Task to carry out
Identify and copy all lines of the material where the string "condition" is found.

==== Material to process

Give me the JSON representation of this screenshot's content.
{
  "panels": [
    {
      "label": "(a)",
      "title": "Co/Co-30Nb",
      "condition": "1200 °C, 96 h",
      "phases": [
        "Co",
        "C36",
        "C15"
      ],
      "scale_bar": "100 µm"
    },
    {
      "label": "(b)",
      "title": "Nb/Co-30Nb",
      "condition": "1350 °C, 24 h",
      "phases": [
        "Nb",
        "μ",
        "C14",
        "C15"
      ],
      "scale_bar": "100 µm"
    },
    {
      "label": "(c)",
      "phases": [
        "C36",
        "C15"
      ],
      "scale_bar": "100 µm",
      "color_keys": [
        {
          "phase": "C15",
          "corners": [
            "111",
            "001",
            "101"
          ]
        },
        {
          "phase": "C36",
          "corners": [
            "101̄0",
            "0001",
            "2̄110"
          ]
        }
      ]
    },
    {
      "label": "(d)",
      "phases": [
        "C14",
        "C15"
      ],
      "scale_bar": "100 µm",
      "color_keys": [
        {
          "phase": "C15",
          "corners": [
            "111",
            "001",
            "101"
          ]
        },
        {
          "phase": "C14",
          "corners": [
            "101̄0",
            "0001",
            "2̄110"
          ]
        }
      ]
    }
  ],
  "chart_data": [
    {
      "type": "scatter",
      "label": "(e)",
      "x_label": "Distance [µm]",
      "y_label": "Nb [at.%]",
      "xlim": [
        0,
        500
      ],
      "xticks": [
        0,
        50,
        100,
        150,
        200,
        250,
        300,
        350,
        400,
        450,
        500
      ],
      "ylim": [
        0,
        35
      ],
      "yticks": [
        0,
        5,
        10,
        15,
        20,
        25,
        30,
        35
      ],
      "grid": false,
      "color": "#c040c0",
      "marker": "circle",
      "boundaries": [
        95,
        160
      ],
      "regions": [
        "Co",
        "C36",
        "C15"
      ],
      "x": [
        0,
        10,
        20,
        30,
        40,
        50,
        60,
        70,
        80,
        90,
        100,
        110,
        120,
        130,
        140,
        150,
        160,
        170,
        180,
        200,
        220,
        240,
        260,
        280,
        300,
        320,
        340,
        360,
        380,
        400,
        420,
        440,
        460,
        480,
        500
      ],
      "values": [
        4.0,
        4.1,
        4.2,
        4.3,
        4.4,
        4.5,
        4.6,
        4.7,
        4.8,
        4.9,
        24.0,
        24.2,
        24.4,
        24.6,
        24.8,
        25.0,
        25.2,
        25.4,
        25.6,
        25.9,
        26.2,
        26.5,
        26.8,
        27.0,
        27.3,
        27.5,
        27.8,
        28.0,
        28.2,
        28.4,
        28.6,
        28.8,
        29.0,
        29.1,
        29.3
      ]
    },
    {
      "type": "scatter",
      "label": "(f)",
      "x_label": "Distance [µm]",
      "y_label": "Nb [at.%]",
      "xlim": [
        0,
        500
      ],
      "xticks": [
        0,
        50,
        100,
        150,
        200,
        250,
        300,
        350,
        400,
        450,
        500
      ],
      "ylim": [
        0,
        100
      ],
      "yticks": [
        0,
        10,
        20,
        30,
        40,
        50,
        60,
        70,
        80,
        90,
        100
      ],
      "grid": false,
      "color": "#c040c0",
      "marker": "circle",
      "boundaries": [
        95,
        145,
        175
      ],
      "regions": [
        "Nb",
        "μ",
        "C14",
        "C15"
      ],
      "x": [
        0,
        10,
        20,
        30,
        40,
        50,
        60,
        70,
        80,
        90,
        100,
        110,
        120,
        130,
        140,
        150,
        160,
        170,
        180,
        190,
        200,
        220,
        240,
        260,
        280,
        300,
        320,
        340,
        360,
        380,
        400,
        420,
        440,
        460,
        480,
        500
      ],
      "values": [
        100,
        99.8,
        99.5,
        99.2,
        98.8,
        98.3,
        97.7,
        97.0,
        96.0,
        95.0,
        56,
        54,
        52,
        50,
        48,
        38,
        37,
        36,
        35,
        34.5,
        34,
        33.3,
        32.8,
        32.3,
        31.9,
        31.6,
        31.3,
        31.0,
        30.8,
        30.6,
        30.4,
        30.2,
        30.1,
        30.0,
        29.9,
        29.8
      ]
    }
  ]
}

========

Task solution
      "condition": "1200 °C, 96 h",
      "condition": "1350 °C, 24 h",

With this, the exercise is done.